#### What is required
Find and copy each line of the records where the string "JSON" shows up.
• • • •
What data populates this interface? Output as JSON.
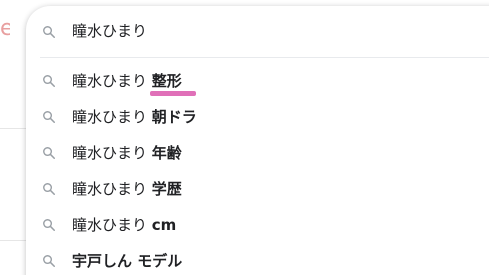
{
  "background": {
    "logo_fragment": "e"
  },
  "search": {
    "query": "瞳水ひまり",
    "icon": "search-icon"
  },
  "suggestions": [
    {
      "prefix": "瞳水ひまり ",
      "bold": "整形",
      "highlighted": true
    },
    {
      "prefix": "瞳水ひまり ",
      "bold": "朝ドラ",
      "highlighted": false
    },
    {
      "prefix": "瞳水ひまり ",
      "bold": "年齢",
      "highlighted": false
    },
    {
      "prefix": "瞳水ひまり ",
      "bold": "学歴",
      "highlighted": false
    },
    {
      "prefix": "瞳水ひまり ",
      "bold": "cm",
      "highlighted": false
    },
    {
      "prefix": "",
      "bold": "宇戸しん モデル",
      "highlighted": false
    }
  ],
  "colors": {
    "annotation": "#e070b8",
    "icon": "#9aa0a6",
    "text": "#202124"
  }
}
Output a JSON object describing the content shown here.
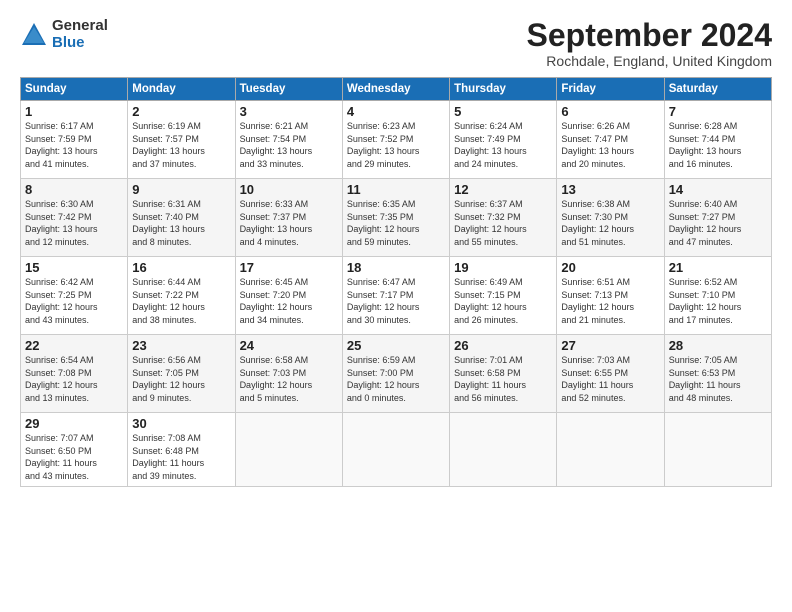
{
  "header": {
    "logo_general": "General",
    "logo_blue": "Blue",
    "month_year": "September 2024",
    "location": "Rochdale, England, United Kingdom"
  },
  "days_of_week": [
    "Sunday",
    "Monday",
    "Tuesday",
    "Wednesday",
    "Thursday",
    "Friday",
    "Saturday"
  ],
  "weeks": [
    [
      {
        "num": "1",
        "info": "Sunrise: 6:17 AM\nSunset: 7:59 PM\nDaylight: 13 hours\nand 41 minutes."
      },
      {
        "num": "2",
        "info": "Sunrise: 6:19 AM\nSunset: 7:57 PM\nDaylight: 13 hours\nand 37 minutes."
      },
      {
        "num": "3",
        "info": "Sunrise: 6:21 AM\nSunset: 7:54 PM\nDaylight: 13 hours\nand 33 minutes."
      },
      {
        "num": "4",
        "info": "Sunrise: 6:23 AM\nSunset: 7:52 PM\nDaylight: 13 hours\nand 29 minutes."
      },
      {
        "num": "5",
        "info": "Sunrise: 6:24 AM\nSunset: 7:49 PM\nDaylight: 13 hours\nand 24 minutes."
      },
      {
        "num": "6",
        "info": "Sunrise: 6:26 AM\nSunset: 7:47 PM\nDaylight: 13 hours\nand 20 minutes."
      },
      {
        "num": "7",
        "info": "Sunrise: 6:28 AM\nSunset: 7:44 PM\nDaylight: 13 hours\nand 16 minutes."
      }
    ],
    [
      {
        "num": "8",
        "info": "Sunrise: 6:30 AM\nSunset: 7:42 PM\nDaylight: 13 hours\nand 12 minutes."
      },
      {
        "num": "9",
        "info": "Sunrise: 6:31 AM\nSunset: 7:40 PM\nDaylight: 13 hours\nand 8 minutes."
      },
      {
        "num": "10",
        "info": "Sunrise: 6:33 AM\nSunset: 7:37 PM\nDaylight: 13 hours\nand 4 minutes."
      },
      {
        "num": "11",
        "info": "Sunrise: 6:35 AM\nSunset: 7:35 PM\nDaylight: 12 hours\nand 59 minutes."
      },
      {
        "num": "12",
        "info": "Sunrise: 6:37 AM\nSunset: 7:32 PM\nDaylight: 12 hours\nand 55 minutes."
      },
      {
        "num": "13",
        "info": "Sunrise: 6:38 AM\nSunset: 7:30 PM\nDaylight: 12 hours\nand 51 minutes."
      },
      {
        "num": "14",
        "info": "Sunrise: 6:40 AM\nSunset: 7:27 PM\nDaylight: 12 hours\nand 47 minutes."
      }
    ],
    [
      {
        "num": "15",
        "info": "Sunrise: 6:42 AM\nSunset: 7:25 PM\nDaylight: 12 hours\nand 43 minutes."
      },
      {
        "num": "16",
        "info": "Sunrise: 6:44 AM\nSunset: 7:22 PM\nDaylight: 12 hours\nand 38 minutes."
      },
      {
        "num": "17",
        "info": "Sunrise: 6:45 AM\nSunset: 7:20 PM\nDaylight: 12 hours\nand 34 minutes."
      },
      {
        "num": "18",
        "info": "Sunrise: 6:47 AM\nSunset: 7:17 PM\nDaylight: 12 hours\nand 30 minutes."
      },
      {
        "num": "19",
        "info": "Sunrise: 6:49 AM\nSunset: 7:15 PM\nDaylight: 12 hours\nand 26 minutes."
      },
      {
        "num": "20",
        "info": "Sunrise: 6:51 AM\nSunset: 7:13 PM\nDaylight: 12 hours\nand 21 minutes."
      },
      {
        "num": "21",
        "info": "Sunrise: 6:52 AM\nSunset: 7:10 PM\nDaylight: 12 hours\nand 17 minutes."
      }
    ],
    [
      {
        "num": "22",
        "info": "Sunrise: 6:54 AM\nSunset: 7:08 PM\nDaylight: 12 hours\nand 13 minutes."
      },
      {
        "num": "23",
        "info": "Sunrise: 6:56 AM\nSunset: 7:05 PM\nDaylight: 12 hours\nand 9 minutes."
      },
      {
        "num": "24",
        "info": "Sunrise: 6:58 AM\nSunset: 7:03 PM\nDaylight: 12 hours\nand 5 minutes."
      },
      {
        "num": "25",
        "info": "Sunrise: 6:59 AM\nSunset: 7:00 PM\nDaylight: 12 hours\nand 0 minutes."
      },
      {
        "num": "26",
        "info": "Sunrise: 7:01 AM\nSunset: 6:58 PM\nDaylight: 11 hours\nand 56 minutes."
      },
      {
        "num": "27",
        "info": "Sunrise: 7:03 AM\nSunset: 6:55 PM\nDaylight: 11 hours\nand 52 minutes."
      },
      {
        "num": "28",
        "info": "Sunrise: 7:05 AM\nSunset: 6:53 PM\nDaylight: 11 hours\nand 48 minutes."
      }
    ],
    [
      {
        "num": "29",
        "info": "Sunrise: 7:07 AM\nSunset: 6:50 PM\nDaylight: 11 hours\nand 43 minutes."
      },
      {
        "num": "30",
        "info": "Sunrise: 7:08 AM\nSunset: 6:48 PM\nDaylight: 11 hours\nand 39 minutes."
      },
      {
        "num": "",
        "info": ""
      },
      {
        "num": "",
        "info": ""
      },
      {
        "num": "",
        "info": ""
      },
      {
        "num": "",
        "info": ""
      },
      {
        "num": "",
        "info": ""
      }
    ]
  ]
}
• • • •
#### Right answer
What data populates this interface? Output as JSON.
Output a JSON object describing the content shown here.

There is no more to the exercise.